• Exercise directions: Lines that include the word "screenshot" are the ones to copy.

## Start Record extracts

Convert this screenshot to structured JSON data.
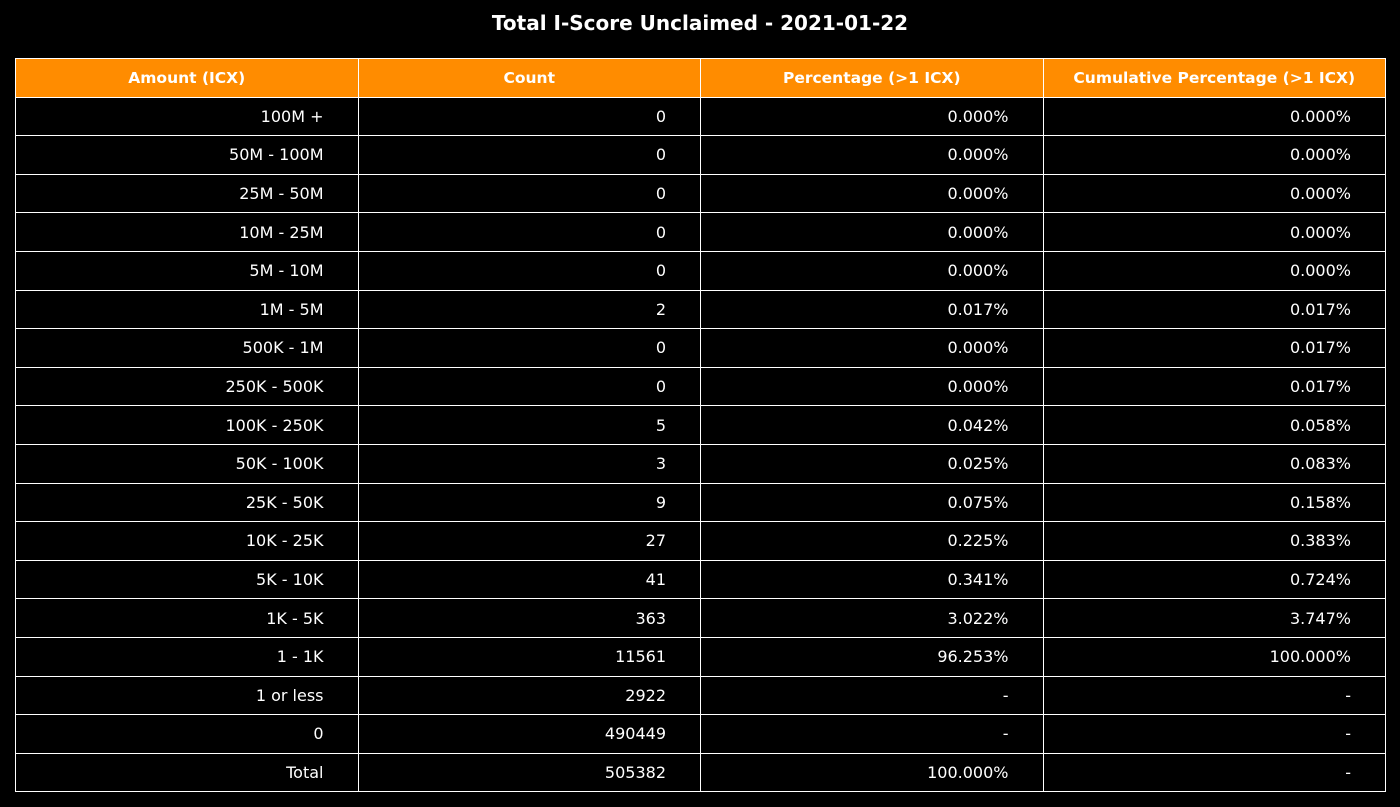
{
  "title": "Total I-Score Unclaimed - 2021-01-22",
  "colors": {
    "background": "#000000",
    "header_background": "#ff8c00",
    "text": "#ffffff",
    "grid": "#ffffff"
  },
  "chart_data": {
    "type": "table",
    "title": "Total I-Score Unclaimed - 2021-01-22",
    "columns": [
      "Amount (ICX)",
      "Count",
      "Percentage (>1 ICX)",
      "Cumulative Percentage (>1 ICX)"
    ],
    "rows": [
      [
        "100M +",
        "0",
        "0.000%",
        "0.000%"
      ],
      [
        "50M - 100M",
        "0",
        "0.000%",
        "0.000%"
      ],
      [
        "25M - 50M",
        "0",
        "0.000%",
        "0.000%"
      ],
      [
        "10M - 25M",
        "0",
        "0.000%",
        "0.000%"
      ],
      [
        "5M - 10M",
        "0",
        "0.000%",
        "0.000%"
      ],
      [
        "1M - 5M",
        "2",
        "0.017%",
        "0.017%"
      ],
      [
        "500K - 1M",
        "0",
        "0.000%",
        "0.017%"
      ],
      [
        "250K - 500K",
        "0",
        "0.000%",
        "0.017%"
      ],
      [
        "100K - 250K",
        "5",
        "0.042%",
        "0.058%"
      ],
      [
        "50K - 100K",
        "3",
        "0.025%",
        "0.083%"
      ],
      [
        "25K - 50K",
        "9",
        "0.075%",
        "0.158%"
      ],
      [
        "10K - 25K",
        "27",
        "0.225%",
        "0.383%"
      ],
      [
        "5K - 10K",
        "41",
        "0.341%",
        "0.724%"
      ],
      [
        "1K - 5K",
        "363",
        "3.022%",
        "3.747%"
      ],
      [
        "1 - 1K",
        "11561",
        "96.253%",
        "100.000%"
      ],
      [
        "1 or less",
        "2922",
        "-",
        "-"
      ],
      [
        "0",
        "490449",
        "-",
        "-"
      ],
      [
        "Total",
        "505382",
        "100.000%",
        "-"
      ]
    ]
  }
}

## End Record extracts
## Start Record extracts

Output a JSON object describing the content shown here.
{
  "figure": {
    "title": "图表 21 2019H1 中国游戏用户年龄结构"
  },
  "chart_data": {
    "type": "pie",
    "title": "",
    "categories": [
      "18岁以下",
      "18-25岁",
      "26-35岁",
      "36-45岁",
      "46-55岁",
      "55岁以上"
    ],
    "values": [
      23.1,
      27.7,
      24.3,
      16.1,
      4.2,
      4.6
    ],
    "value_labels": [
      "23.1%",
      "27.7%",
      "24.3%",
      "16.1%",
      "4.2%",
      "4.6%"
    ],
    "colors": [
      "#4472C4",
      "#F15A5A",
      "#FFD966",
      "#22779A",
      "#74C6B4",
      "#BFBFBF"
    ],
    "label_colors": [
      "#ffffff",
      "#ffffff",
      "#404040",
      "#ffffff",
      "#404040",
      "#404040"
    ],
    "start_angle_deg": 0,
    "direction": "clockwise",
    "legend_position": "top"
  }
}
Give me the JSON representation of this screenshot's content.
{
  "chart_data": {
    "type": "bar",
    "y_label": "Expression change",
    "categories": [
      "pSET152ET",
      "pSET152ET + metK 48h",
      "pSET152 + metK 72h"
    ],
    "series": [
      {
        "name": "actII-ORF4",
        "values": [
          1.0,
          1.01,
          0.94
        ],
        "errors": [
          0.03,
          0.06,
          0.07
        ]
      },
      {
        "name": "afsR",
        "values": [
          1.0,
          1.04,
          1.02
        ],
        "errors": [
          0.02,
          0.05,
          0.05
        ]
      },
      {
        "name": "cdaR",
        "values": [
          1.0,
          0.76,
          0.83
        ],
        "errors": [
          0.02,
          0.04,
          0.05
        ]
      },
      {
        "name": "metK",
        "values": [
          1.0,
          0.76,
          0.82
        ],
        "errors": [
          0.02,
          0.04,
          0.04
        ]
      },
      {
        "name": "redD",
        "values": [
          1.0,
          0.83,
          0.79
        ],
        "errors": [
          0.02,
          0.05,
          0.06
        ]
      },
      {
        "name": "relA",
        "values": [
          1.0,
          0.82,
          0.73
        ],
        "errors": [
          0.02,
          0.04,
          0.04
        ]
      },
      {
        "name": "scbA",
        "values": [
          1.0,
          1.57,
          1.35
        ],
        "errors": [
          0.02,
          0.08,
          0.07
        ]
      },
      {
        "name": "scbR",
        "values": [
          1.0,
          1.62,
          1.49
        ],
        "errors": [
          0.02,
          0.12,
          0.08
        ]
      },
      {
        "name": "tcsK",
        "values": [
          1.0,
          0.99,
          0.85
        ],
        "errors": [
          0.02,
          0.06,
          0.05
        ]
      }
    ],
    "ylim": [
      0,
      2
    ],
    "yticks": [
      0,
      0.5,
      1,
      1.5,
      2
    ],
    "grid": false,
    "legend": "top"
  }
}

## End Record extracts
## Start Record extracts

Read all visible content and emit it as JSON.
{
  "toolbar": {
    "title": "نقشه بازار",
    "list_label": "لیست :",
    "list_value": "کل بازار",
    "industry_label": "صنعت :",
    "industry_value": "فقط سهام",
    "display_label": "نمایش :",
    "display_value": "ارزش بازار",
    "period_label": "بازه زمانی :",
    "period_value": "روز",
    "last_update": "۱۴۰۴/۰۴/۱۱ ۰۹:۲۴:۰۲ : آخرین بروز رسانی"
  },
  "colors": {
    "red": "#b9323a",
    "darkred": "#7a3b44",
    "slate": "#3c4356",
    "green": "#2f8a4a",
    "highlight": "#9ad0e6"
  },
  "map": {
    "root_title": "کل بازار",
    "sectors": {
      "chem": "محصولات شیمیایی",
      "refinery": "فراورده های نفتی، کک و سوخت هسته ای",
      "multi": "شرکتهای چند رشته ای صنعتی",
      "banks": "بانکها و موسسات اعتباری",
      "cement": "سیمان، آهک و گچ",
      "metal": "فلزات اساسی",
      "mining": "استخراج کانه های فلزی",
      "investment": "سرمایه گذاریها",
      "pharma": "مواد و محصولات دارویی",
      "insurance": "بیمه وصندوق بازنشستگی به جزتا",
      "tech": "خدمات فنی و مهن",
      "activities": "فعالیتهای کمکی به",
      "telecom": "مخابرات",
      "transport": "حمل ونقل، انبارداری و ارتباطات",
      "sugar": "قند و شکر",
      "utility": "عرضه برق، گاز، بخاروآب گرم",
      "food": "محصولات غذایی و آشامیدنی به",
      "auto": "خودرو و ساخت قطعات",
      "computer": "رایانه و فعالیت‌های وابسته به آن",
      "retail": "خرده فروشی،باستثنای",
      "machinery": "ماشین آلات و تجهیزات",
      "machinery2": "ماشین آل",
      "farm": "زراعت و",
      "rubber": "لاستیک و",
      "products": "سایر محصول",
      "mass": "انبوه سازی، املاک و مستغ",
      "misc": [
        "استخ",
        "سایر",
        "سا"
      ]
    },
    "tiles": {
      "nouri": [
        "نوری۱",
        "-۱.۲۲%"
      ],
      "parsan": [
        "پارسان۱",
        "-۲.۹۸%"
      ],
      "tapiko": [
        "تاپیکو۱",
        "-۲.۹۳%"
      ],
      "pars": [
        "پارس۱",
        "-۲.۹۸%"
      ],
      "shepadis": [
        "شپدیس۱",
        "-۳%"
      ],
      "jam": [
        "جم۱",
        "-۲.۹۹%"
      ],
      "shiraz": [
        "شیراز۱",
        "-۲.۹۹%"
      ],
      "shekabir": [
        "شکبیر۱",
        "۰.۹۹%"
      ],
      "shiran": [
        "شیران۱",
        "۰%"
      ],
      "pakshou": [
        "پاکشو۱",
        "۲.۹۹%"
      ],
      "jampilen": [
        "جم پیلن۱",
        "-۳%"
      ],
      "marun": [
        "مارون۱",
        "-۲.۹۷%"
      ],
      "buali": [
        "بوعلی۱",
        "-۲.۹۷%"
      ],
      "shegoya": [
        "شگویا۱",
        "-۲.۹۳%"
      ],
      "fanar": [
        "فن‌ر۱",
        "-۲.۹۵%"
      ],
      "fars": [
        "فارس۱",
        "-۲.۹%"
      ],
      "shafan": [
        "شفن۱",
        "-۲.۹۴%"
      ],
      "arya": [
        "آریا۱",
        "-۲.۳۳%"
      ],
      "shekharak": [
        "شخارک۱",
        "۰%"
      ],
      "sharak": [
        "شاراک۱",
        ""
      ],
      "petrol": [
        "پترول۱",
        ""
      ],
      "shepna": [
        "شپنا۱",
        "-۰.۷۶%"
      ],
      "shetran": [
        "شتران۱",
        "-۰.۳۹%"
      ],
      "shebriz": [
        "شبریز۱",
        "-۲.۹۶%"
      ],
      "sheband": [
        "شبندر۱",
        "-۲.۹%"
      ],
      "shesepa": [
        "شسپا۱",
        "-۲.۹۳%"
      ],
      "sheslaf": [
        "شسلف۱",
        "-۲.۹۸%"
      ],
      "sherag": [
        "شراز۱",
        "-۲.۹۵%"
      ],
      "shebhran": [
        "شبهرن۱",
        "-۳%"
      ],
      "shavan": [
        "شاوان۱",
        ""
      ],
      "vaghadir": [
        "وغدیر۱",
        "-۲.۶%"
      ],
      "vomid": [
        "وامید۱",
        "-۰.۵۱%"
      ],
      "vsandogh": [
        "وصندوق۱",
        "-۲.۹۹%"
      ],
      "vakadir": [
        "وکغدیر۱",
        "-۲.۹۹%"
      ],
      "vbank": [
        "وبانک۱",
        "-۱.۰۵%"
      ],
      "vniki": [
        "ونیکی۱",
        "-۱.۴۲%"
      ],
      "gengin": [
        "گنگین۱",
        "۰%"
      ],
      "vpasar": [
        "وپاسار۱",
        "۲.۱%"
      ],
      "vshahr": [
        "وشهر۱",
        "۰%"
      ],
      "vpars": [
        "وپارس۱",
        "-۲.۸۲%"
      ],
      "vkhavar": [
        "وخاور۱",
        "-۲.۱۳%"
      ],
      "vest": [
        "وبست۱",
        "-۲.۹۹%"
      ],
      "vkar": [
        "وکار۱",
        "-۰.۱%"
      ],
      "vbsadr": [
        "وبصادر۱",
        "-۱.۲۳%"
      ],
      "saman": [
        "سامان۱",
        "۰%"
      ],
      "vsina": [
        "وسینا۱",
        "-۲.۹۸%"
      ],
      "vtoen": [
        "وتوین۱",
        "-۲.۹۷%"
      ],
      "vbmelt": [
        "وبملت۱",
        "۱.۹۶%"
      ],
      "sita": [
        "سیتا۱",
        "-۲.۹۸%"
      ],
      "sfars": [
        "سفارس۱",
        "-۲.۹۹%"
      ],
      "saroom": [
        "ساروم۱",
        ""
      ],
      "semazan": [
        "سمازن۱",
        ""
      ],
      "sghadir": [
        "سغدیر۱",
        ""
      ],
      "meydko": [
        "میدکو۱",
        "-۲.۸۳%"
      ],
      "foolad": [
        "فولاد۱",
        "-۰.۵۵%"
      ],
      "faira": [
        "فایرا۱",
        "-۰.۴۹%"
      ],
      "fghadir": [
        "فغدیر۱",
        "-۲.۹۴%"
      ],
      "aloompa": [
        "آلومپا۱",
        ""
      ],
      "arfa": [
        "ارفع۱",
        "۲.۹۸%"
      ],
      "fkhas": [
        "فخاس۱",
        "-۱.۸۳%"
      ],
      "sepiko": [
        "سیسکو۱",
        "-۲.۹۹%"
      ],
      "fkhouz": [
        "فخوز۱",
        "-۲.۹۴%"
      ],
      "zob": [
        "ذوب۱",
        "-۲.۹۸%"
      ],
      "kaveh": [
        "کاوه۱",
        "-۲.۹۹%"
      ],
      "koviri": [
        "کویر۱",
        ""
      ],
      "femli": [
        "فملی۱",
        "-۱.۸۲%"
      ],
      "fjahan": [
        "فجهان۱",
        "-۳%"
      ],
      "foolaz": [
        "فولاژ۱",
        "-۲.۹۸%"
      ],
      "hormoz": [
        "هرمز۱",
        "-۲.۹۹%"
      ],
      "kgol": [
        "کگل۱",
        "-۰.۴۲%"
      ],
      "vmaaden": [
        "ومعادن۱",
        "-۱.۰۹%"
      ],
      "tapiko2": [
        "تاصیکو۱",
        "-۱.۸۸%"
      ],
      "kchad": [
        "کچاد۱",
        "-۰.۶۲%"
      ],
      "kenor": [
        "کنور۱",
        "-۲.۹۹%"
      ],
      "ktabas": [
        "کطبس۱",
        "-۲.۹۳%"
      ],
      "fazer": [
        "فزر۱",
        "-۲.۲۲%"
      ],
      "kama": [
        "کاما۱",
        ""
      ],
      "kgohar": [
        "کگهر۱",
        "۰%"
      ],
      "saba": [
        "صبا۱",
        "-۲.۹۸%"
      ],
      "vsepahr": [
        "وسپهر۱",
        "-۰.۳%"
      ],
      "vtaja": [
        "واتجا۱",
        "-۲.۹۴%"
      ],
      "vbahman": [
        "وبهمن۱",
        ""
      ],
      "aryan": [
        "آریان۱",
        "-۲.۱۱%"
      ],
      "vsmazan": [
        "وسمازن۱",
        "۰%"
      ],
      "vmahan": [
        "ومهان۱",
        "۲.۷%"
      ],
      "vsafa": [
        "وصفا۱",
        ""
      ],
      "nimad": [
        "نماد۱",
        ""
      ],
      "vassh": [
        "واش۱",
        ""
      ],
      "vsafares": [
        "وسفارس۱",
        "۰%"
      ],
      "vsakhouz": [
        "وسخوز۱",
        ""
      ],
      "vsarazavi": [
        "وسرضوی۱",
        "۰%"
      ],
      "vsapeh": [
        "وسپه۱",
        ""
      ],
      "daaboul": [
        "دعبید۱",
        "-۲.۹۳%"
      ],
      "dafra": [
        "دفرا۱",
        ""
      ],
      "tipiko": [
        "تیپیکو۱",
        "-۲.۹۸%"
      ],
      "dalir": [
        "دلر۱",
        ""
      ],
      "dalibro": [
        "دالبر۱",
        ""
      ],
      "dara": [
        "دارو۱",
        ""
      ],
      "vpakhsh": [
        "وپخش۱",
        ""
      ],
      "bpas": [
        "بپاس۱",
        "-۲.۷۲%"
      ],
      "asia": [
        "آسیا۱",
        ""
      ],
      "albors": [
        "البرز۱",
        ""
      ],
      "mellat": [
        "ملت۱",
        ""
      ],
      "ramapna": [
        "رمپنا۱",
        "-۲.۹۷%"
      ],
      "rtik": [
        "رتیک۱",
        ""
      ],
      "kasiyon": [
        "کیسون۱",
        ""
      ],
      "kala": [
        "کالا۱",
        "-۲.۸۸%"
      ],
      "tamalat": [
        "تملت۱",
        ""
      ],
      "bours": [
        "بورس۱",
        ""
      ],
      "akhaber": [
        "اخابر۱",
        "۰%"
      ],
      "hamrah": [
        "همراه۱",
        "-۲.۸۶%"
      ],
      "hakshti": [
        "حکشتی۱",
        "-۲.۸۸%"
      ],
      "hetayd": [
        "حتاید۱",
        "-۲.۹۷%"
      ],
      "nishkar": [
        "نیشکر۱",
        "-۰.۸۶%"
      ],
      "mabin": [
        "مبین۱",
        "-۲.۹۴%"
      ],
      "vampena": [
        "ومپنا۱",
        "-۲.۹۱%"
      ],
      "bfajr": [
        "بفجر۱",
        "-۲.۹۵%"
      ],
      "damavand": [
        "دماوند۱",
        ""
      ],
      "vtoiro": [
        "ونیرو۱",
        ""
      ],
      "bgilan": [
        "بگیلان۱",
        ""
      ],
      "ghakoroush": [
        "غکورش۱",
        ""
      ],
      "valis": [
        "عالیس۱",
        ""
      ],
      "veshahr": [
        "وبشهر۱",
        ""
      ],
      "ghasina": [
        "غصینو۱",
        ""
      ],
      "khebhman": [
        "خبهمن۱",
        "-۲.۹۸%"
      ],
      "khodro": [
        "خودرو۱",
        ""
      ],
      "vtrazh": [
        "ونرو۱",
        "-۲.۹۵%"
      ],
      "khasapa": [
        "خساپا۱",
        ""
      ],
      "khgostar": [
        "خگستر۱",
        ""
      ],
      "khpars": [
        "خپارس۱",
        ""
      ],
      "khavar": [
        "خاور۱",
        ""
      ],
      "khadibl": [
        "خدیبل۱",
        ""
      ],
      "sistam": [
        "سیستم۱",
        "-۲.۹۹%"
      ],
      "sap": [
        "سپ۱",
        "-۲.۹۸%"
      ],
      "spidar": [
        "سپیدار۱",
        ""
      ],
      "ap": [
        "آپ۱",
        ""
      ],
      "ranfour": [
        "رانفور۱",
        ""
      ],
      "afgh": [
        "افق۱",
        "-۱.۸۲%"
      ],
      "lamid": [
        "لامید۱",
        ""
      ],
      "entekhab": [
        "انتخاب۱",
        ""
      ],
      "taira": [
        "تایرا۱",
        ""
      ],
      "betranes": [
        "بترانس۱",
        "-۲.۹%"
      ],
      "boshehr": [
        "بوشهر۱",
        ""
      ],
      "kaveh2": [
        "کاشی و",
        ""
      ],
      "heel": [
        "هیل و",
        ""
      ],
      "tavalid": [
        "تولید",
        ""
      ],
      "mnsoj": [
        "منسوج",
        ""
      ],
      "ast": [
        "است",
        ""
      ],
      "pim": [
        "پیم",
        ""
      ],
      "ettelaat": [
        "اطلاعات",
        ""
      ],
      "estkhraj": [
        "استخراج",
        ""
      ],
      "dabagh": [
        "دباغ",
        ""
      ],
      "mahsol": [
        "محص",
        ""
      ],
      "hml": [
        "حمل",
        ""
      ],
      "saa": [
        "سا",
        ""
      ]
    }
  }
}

## End Record extracts

• Written answer:
Convert this screenshot to structured JSON data.
Give me the JSON representation of this screenshot's content.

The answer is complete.